EXERCISE GOAL
Reproduce the records below in full and word for word, excluding pictures.

RECORDS FOR THE TASK
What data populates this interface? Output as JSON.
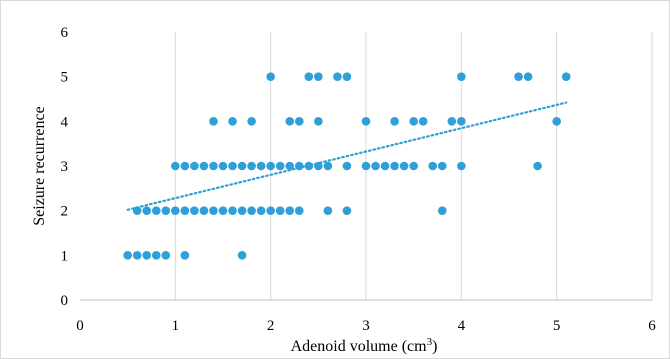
{
  "chart_data": {
    "type": "scatter",
    "xlabel": "Adenoid volume (cm",
    "xlabel_superscript": "3",
    "xlabel_suffix": ")",
    "ylabel": "Seizure recurrence",
    "xlim": [
      0,
      6
    ],
    "ylim": [
      0,
      6
    ],
    "x_ticks": [
      "0",
      "1",
      "2",
      "3",
      "4",
      "5",
      "6"
    ],
    "y_ticks": [
      "0",
      "1",
      "2",
      "3",
      "4",
      "5",
      "6"
    ],
    "grid": "vertical",
    "legend": "none",
    "marker_color": "#2E9FD8",
    "trendline": {
      "style": "dotted",
      "color": "#2E9FD8",
      "x": [
        0.5,
        5.1
      ],
      "y": [
        2.02,
        4.42
      ]
    },
    "points": [
      {
        "x": 0.5,
        "y": 1
      },
      {
        "x": 0.6,
        "y": 1
      },
      {
        "x": 0.7,
        "y": 1
      },
      {
        "x": 0.8,
        "y": 1
      },
      {
        "x": 0.9,
        "y": 1
      },
      {
        "x": 1.1,
        "y": 1
      },
      {
        "x": 1.7,
        "y": 1
      },
      {
        "x": 0.6,
        "y": 2
      },
      {
        "x": 0.7,
        "y": 2
      },
      {
        "x": 0.8,
        "y": 2
      },
      {
        "x": 0.9,
        "y": 2
      },
      {
        "x": 1.0,
        "y": 2
      },
      {
        "x": 1.1,
        "y": 2
      },
      {
        "x": 1.2,
        "y": 2
      },
      {
        "x": 1.3,
        "y": 2
      },
      {
        "x": 1.4,
        "y": 2
      },
      {
        "x": 1.5,
        "y": 2
      },
      {
        "x": 1.6,
        "y": 2
      },
      {
        "x": 1.7,
        "y": 2
      },
      {
        "x": 1.8,
        "y": 2
      },
      {
        "x": 1.9,
        "y": 2
      },
      {
        "x": 2.0,
        "y": 2
      },
      {
        "x": 2.1,
        "y": 2
      },
      {
        "x": 2.2,
        "y": 2
      },
      {
        "x": 2.3,
        "y": 2
      },
      {
        "x": 2.6,
        "y": 2
      },
      {
        "x": 2.8,
        "y": 2
      },
      {
        "x": 3.8,
        "y": 2
      },
      {
        "x": 1.0,
        "y": 3
      },
      {
        "x": 1.1,
        "y": 3
      },
      {
        "x": 1.2,
        "y": 3
      },
      {
        "x": 1.3,
        "y": 3
      },
      {
        "x": 1.4,
        "y": 3
      },
      {
        "x": 1.5,
        "y": 3
      },
      {
        "x": 1.6,
        "y": 3
      },
      {
        "x": 1.7,
        "y": 3
      },
      {
        "x": 1.8,
        "y": 3
      },
      {
        "x": 1.9,
        "y": 3
      },
      {
        "x": 2.0,
        "y": 3
      },
      {
        "x": 2.1,
        "y": 3
      },
      {
        "x": 2.2,
        "y": 3
      },
      {
        "x": 2.3,
        "y": 3
      },
      {
        "x": 2.4,
        "y": 3
      },
      {
        "x": 2.5,
        "y": 3
      },
      {
        "x": 2.6,
        "y": 3
      },
      {
        "x": 2.8,
        "y": 3
      },
      {
        "x": 3.0,
        "y": 3
      },
      {
        "x": 3.1,
        "y": 3
      },
      {
        "x": 3.2,
        "y": 3
      },
      {
        "x": 3.3,
        "y": 3
      },
      {
        "x": 3.4,
        "y": 3
      },
      {
        "x": 3.5,
        "y": 3
      },
      {
        "x": 3.7,
        "y": 3
      },
      {
        "x": 3.8,
        "y": 3
      },
      {
        "x": 4.0,
        "y": 3
      },
      {
        "x": 4.8,
        "y": 3
      },
      {
        "x": 1.4,
        "y": 4
      },
      {
        "x": 1.6,
        "y": 4
      },
      {
        "x": 1.8,
        "y": 4
      },
      {
        "x": 2.2,
        "y": 4
      },
      {
        "x": 2.3,
        "y": 4
      },
      {
        "x": 2.5,
        "y": 4
      },
      {
        "x": 3.0,
        "y": 4
      },
      {
        "x": 3.3,
        "y": 4
      },
      {
        "x": 3.5,
        "y": 4
      },
      {
        "x": 3.6,
        "y": 4
      },
      {
        "x": 3.9,
        "y": 4
      },
      {
        "x": 4.0,
        "y": 4
      },
      {
        "x": 5.0,
        "y": 4
      },
      {
        "x": 2.0,
        "y": 5
      },
      {
        "x": 2.4,
        "y": 5
      },
      {
        "x": 2.5,
        "y": 5
      },
      {
        "x": 2.7,
        "y": 5
      },
      {
        "x": 2.8,
        "y": 5
      },
      {
        "x": 4.0,
        "y": 5
      },
      {
        "x": 4.6,
        "y": 5
      },
      {
        "x": 4.7,
        "y": 5
      },
      {
        "x": 5.1,
        "y": 5
      }
    ]
  }
}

COMPLETE ANSWER
What data populates this interface? Output as JSON.
{
  "chart_data": {
    "type": "scatter",
    "xlabel": "Adenoid volume (cm",
    "xlabel_superscript": "3",
    "xlabel_suffix": ")",
    "ylabel": "Seizure recurrence",
    "xlim": [
      0,
      6
    ],
    "ylim": [
      0,
      6
    ],
    "x_ticks": [
      "0",
      "1",
      "2",
      "3",
      "4",
      "5",
      "6"
    ],
    "y_ticks": [
      "0",
      "1",
      "2",
      "3",
      "4",
      "5",
      "6"
    ],
    "grid": "vertical",
    "legend": "none",
    "marker_color": "#2E9FD8",
    "trendline": {
      "style": "dotted",
      "color": "#2E9FD8",
      "x": [
        0.5,
        5.1
      ],
      "y": [
        2.02,
        4.42
      ]
    },
    "points": [
      {
        "x": 0.5,
        "y": 1
      },
      {
        "x": 0.6,
        "y": 1
      },
      {
        "x": 0.7,
        "y": 1
      },
      {
        "x": 0.8,
        "y": 1
      },
      {
        "x": 0.9,
        "y": 1
      },
      {
        "x": 1.1,
        "y": 1
      },
      {
        "x": 1.7,
        "y": 1
      },
      {
        "x": 0.6,
        "y": 2
      },
      {
        "x": 0.7,
        "y": 2
      },
      {
        "x": 0.8,
        "y": 2
      },
      {
        "x": 0.9,
        "y": 2
      },
      {
        "x": 1.0,
        "y": 2
      },
      {
        "x": 1.1,
        "y": 2
      },
      {
        "x": 1.2,
        "y": 2
      },
      {
        "x": 1.3,
        "y": 2
      },
      {
        "x": 1.4,
        "y": 2
      },
      {
        "x": 1.5,
        "y": 2
      },
      {
        "x": 1.6,
        "y": 2
      },
      {
        "x": 1.7,
        "y": 2
      },
      {
        "x": 1.8,
        "y": 2
      },
      {
        "x": 1.9,
        "y": 2
      },
      {
        "x": 2.0,
        "y": 2
      },
      {
        "x": 2.1,
        "y": 2
      },
      {
        "x": 2.2,
        "y": 2
      },
      {
        "x": 2.3,
        "y": 2
      },
      {
        "x": 2.6,
        "y": 2
      },
      {
        "x": 2.8,
        "y": 2
      },
      {
        "x": 3.8,
        "y": 2
      },
      {
        "x": 1.0,
        "y": 3
      },
      {
        "x": 1.1,
        "y": 3
      },
      {
        "x": 1.2,
        "y": 3
      },
      {
        "x": 1.3,
        "y": 3
      },
      {
        "x": 1.4,
        "y": 3
      },
      {
        "x": 1.5,
        "y": 3
      },
      {
        "x": 1.6,
        "y": 3
      },
      {
        "x": 1.7,
        "y": 3
      },
      {
        "x": 1.8,
        "y": 3
      },
      {
        "x": 1.9,
        "y": 3
      },
      {
        "x": 2.0,
        "y": 3
      },
      {
        "x": 2.1,
        "y": 3
      },
      {
        "x": 2.2,
        "y": 3
      },
      {
        "x": 2.3,
        "y": 3
      },
      {
        "x": 2.4,
        "y": 3
      },
      {
        "x": 2.5,
        "y": 3
      },
      {
        "x": 2.6,
        "y": 3
      },
      {
        "x": 2.8,
        "y": 3
      },
      {
        "x": 3.0,
        "y": 3
      },
      {
        "x": 3.1,
        "y": 3
      },
      {
        "x": 3.2,
        "y": 3
      },
      {
        "x": 3.3,
        "y": 3
      },
      {
        "x": 3.4,
        "y": 3
      },
      {
        "x": 3.5,
        "y": 3
      },
      {
        "x": 3.7,
        "y": 3
      },
      {
        "x": 3.8,
        "y": 3
      },
      {
        "x": 4.0,
        "y": 3
      },
      {
        "x": 4.8,
        "y": 3
      },
      {
        "x": 1.4,
        "y": 4
      },
      {
        "x": 1.6,
        "y": 4
      },
      {
        "x": 1.8,
        "y": 4
      },
      {
        "x": 2.2,
        "y": 4
      },
      {
        "x": 2.3,
        "y": 4
      },
      {
        "x": 2.5,
        "y": 4
      },
      {
        "x": 3.0,
        "y": 4
      },
      {
        "x": 3.3,
        "y": 4
      },
      {
        "x": 3.5,
        "y": 4
      },
      {
        "x": 3.6,
        "y": 4
      },
      {
        "x": 3.9,
        "y": 4
      },
      {
        "x": 4.0,
        "y": 4
      },
      {
        "x": 5.0,
        "y": 4
      },
      {
        "x": 2.0,
        "y": 5
      },
      {
        "x": 2.4,
        "y": 5
      },
      {
        "x": 2.5,
        "y": 5
      },
      {
        "x": 2.7,
        "y": 5
      },
      {
        "x": 2.8,
        "y": 5
      },
      {
        "x": 4.0,
        "y": 5
      },
      {
        "x": 4.6,
        "y": 5
      },
      {
        "x": 4.7,
        "y": 5
      },
      {
        "x": 5.1,
        "y": 5
      }
    ]
  }
}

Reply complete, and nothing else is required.